-- Start of Provided data --

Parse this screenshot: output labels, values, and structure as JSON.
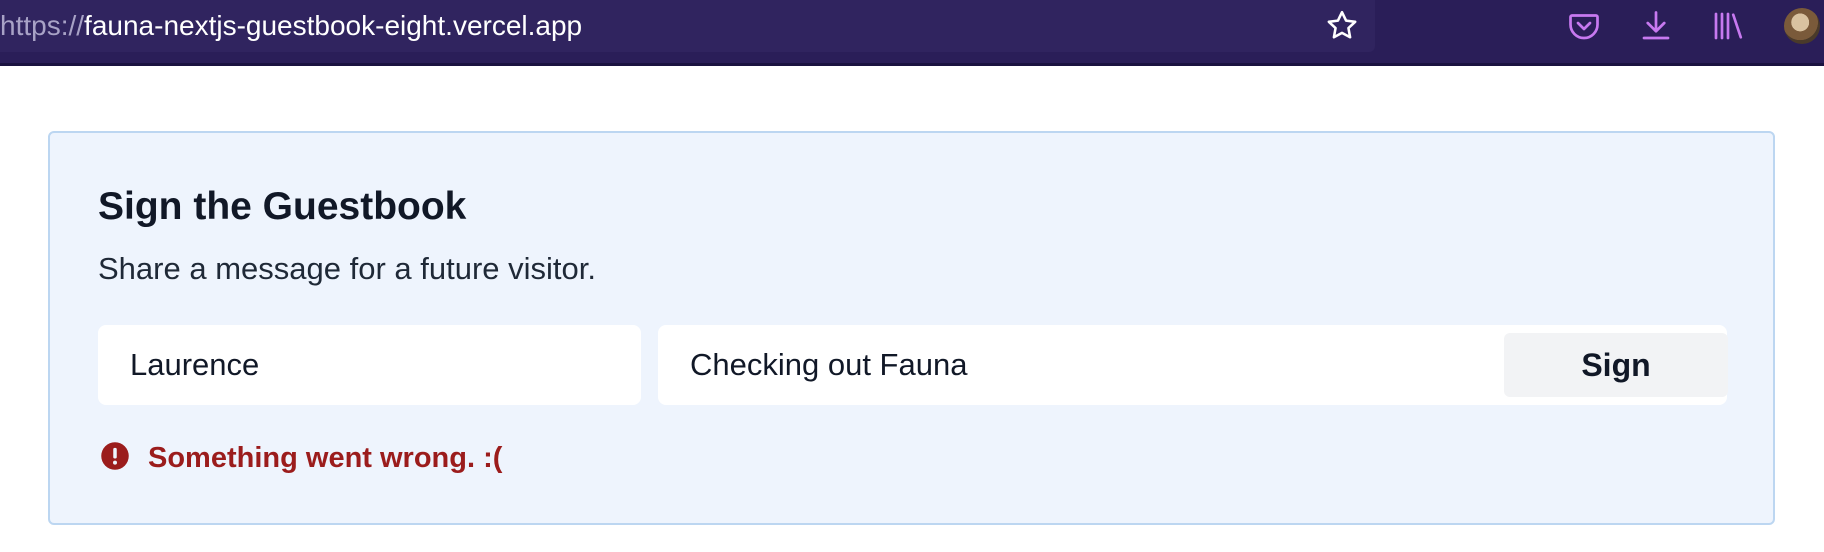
{
  "browser": {
    "url_scheme": "https://",
    "url_host": "fauna-nextjs-guestbook-eight.vercel.app",
    "bookmark_icon": "star-icon",
    "toolbar_icons": [
      "pocket-icon",
      "download-icon",
      "library-icon",
      "avatar"
    ],
    "colors": {
      "toolbar": "#2a1e58",
      "icon_accent": "#c779f0"
    }
  },
  "guestbook": {
    "title": "Sign the Guestbook",
    "subtitle": "Share a message for a future visitor.",
    "name_value": "Laurence",
    "message_value": "Checking out Fauna",
    "sign_label": "Sign",
    "error_text": "Something went wrong. :(",
    "error_icon": "exclamation-circle-icon",
    "colors": {
      "card_background": "#eef4fd",
      "card_border": "#bcd6f1",
      "error": "#9b1c1c"
    }
  }
}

-- End of Provided data --

**Work to complete**. Transcribe the full listing above exactly, with the images removed.

**Task result**.
Parse this screenshot: output labels, values, and structure as JSON.
{
  "browser": {
    "url_scheme": "https://",
    "url_host": "fauna-nextjs-guestbook-eight.vercel.app",
    "bookmark_icon": "star-icon",
    "toolbar_icons": [
      "pocket-icon",
      "download-icon",
      "library-icon",
      "avatar"
    ],
    "colors": {
      "toolbar": "#2a1e58",
      "icon_accent": "#c779f0"
    }
  },
  "guestbook": {
    "title": "Sign the Guestbook",
    "subtitle": "Share a message for a future visitor.",
    "name_value": "Laurence",
    "message_value": "Checking out Fauna",
    "sign_label": "Sign",
    "error_text": "Something went wrong. :(",
    "error_icon": "exclamation-circle-icon",
    "colors": {
      "card_background": "#eef4fd",
      "card_border": "#bcd6f1",
      "error": "#9b1c1c"
    }
  }
}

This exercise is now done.